▶ [Aim of the task] Can you copy the records verbatim, starting with their very first line and going on through the line that contains "Text: 20.0%: 20.0% [1064, 468, 1105, 481]", with that line included?
————————
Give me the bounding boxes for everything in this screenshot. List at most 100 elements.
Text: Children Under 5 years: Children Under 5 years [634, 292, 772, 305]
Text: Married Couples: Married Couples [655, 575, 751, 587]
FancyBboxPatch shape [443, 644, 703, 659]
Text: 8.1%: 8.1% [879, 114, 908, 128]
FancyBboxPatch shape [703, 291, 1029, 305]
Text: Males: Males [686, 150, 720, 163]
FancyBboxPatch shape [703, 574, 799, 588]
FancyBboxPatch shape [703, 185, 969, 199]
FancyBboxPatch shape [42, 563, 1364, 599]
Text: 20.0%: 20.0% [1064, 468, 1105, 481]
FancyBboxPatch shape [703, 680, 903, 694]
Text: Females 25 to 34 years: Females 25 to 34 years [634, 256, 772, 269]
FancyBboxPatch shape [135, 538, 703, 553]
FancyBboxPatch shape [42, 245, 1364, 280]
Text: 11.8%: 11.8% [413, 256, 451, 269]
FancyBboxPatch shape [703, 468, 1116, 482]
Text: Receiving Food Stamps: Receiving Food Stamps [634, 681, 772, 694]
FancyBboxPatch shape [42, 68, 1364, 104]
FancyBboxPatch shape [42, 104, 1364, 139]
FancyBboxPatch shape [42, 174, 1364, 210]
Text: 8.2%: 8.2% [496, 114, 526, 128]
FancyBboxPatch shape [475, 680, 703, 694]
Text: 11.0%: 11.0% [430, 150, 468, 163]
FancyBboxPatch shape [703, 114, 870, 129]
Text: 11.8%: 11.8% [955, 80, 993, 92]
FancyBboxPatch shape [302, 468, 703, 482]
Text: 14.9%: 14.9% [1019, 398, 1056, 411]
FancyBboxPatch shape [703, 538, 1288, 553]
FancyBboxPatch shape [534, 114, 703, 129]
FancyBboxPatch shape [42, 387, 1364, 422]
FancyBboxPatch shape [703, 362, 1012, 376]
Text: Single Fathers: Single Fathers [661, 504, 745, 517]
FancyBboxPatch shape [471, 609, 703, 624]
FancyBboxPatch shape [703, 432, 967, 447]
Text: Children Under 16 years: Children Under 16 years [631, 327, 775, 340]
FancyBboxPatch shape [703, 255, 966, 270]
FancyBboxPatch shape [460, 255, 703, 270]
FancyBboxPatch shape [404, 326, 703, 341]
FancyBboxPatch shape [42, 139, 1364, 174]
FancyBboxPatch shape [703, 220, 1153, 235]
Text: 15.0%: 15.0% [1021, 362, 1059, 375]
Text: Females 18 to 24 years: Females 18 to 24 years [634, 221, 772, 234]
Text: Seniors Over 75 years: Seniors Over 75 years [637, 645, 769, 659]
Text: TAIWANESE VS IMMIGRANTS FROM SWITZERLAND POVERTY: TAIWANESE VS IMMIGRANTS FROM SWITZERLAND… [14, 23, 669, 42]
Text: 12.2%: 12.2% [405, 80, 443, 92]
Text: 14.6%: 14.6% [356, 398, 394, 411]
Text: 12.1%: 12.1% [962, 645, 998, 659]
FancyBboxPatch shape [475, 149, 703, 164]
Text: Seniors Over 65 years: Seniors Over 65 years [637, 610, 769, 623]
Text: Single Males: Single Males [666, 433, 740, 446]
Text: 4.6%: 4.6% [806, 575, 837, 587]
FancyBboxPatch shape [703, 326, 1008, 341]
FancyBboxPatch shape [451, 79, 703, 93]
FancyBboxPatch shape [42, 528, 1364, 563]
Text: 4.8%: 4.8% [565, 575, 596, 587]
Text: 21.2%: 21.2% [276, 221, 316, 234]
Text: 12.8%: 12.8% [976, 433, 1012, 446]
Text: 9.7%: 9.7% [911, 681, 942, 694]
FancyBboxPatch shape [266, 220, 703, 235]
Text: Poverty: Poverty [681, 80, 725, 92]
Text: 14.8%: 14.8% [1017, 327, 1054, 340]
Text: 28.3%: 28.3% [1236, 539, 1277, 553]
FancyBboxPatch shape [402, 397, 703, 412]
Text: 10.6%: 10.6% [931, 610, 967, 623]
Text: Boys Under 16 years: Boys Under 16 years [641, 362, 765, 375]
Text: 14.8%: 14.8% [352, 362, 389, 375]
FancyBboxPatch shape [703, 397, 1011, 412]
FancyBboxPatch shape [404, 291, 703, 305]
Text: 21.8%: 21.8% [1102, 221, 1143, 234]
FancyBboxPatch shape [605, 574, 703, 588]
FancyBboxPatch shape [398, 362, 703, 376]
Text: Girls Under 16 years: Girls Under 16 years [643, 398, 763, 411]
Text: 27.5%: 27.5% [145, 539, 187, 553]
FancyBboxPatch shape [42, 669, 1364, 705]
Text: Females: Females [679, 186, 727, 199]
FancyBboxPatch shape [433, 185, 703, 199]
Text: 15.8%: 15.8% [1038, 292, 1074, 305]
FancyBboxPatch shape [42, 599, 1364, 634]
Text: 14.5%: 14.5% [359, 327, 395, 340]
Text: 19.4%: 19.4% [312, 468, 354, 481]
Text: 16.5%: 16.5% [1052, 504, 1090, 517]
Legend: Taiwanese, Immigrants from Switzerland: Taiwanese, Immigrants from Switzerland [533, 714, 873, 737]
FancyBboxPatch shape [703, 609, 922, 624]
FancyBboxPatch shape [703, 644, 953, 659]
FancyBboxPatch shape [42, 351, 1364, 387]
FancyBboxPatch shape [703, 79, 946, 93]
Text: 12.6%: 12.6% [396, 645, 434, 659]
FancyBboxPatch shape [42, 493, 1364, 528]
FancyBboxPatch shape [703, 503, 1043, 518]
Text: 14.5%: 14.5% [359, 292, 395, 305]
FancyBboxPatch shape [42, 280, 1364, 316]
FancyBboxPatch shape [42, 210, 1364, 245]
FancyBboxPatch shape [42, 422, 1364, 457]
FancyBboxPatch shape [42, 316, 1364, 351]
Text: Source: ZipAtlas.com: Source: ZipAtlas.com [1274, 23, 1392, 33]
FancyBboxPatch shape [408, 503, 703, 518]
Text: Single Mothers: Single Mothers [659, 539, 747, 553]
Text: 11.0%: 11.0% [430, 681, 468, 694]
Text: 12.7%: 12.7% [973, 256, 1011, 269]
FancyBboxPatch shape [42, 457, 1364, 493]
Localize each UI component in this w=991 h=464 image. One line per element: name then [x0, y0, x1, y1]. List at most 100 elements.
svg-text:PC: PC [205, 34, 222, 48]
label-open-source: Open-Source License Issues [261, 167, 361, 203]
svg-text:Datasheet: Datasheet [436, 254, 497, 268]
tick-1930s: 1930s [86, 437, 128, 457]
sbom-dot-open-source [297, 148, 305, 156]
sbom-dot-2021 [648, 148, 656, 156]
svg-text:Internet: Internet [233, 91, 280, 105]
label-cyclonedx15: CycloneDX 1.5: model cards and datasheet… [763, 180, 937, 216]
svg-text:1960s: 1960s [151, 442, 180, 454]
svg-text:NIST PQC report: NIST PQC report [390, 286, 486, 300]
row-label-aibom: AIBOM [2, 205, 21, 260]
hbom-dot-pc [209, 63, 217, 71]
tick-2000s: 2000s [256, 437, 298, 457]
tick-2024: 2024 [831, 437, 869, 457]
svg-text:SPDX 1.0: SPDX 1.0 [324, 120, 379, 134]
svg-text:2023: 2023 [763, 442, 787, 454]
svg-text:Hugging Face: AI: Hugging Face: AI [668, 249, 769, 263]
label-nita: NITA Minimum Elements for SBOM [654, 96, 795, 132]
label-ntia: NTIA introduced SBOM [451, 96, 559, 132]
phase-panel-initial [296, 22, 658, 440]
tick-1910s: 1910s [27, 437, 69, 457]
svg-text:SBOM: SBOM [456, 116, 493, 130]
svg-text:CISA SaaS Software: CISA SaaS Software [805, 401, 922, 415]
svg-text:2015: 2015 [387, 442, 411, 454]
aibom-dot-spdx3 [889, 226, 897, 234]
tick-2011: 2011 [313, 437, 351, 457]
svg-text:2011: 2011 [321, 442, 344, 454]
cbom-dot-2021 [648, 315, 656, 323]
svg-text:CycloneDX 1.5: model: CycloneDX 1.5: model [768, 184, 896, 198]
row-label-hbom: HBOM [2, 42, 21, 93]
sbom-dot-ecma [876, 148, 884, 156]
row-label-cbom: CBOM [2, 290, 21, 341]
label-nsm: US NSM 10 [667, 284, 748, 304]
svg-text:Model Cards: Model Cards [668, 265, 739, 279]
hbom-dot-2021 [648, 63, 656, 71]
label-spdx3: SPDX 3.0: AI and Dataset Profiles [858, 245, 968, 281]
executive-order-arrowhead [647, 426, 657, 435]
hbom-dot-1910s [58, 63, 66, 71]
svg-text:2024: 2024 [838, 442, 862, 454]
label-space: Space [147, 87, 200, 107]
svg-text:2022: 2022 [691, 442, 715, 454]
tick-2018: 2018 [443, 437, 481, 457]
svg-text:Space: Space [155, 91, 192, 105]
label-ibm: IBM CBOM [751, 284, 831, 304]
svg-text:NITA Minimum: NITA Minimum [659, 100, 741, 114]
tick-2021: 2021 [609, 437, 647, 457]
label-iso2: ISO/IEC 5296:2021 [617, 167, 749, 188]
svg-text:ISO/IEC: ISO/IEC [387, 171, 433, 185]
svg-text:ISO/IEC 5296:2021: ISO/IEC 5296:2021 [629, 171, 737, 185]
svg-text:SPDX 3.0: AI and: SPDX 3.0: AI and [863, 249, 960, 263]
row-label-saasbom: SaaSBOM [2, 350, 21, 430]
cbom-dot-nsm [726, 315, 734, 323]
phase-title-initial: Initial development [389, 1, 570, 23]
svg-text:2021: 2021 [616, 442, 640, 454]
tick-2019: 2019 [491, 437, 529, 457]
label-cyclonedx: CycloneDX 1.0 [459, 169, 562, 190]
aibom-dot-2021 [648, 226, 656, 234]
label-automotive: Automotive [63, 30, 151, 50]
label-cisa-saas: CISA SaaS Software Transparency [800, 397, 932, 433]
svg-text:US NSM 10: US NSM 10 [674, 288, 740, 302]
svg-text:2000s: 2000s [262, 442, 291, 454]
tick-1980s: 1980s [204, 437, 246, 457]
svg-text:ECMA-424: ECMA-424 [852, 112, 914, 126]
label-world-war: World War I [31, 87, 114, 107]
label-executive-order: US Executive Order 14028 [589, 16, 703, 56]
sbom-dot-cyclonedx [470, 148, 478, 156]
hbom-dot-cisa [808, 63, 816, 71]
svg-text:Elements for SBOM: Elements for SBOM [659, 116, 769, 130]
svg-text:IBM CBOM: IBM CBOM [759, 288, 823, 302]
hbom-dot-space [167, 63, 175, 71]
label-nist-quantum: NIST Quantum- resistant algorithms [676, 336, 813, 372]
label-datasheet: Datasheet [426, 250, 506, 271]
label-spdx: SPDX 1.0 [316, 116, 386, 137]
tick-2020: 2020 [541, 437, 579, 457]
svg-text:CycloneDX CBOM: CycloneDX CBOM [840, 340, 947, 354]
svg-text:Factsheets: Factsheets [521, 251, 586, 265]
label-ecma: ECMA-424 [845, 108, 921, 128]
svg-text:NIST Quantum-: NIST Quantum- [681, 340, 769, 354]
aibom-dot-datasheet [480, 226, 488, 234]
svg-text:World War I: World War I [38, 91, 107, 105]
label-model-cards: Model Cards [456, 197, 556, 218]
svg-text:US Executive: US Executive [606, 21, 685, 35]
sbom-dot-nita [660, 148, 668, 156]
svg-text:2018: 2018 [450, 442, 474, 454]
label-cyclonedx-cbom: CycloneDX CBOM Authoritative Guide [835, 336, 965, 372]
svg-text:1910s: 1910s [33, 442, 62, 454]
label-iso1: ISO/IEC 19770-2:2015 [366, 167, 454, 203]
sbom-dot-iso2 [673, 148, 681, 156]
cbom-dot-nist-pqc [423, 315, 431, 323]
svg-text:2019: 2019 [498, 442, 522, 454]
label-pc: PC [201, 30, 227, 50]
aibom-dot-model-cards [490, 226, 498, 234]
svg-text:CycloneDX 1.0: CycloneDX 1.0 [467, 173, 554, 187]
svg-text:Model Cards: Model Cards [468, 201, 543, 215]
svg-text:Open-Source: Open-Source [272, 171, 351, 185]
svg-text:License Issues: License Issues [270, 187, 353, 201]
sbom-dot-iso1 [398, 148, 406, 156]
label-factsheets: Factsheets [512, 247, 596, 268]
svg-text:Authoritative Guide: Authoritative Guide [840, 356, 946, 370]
————————
▶ [Exercise response]
Give me the bounding boxes for everything in this screenshot. List at most 100 elements.
Text: Children Under 5 years: Children Under 5 years [634, 292, 772, 305]
Text: Married Couples: Married Couples [655, 575, 751, 587]
FancyBboxPatch shape [443, 644, 703, 659]
Text: 8.1%: 8.1% [879, 114, 908, 128]
FancyBboxPatch shape [703, 291, 1029, 305]
Text: Males: Males [686, 150, 720, 163]
FancyBboxPatch shape [703, 574, 799, 588]
FancyBboxPatch shape [703, 185, 969, 199]
FancyBboxPatch shape [42, 563, 1364, 599]
Text: 20.0%: 20.0% [1064, 468, 1105, 481]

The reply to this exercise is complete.